| 抜粋 |
·····

昔昔(もう数十数年前)茨城のある街に住んでいた頃のお話です

土曜日の午後ある喫茶店で(その頃はファミリーレストランはあまりなかったです)
遅いランチを食べていたらちょっと離れた席でなにげない会話が聞こえてきました

男: 「じゃあ 次を呼びます 彼は長男で両親と住んでいます 名前は松下君です」
女: 「分かりました それではお願いします」


なんとなく横目で見るととても綺麗なキャリアウーマンという感じの人が居ました
しばらくすると松下君と思われる男が入って来ました

ここは Vの大工場 があって住民のほとんどがなんらかの関係があるといわれてます
(松下君、ひと目見て新入社員らしいういういしさがありました)

水: 「松下君ですね 初めまして 寮生活はどう?もう慣れた」
松: 「ええ、皆良い人でなんとか」
水: 「仕事の方はまだ研修期間なのよね早く本採用になってバリバリ働かなくてはね」
松: 「え〜そうですね」

水: 「ところで松下君 家から出るときに色々な物を持ってきたと思うけど
   自分の銀行口座って作ったの?」
松: 「ええ、給料振込みになるので自分の口座を作りました」


うむ、保険の勧誘かな 何を薦められるのだろう(^^;面白くなってきたぞ

水: 「そのときに銀行印を作ったの?」
松: 「銀行印ですか? いえ家にある適当なものを使いました」

水: 「じゃあ実印なんかも持ってないの?」
松: 「実印はまだ必要ないので作っていません」

水: 「あら、松下君それは違うわよ こうして就職しているんだし
   一人暮らしをしているのだからもう立派な社会人よ
   一人前になったんだからきちんとした実印ぐらい持ってなくては」
松: 「そうなんですか」

水: 「だって車買うときにも必要だし、寮を出てアパートを借りるにしたって必要よ
    今後絶対必要になるから実印ぐらい持っていなくては」
松: 「そうですね」

水: 「大人になったら「実印」と「銀行印」それから、「認印」を使い分けなくてはね
   一式揃えておけば一生ものだし悪用されないわ、それに格式が違うもの」
 松: 「そうですね」


「実印」と「印鑑登録証」(2000年当時)

·····

| 問題 |
上の、喫茶店で耳にした印鑑の勧誘の話を、最後の行の後から書き継いでください。

| 提供資料 |
·····

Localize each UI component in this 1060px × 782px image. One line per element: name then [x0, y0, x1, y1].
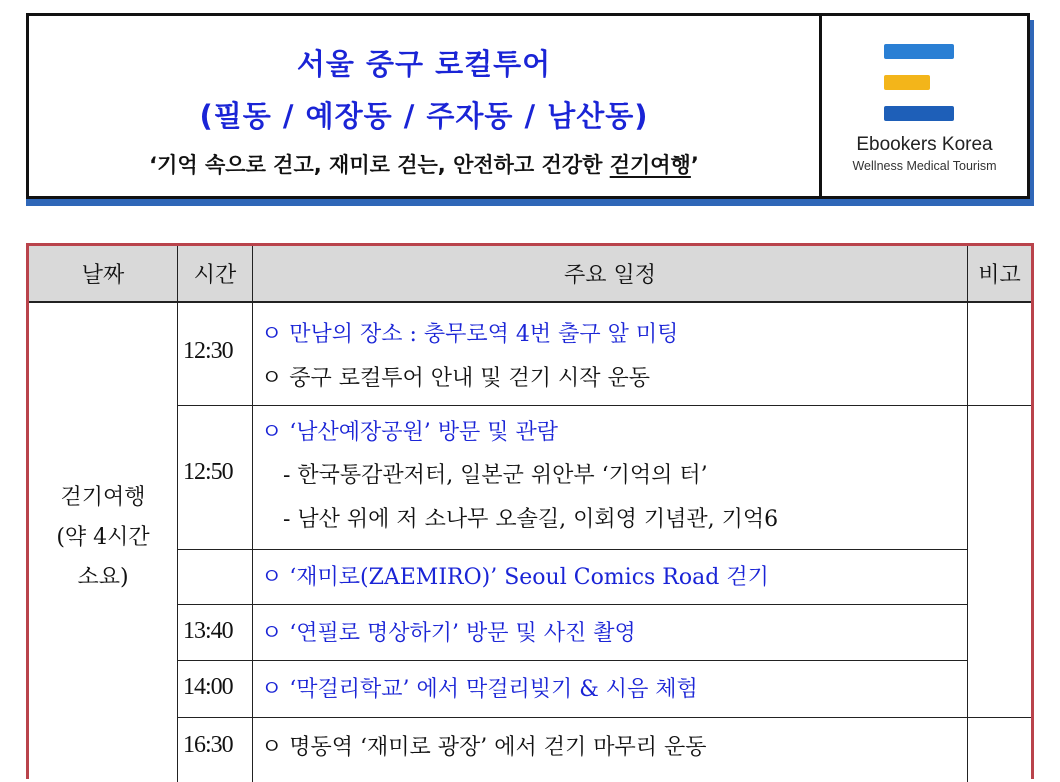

·····

| 解答例 |
象牙の実印 印鑑登録証

実印とは個人が市町村に役場に登録した印鑑をいいます


水: 「実印とはねあなたが市役場に登録した印鑑のことを言うの。例えば松下君が車を買うとするわね
  その時に車は個人財産なので印鑑が必要なんだけど 三文判だと本人という証明がなされないでしょ
  登録した印鑑登録証と実印があれば間違いなく本人が意思をもってその書類の内容を承諾したことになるの

  ちょっと難しいけど実印はそれだけの責任があるの

  社会人になったのだから「実印」とちゃんとした「銀行印」それから普通の「認印」ぐらい持たなくちゃ」


もう何回も言ってるのでしょう 名演説です(^^)
松: 「そうですね」
水: 「それでね 私が紹介できる処があるの ここなら普通の半額で作ってもらえるわよ
  セットで購入できるの 良いチャンスでしょ」

追加(自分のですが)

銀行印 三文判

あは〜ん 綺麗なお姉さん印鑑屋さんのセールスか(^^)松下君だまされて高いもの買うなよ

水: 「カタログあるけど、象牙のセットで30万円! 勿論ローンもできるわよ」
松: 「いや〜30万円はちょっと払えませんよ」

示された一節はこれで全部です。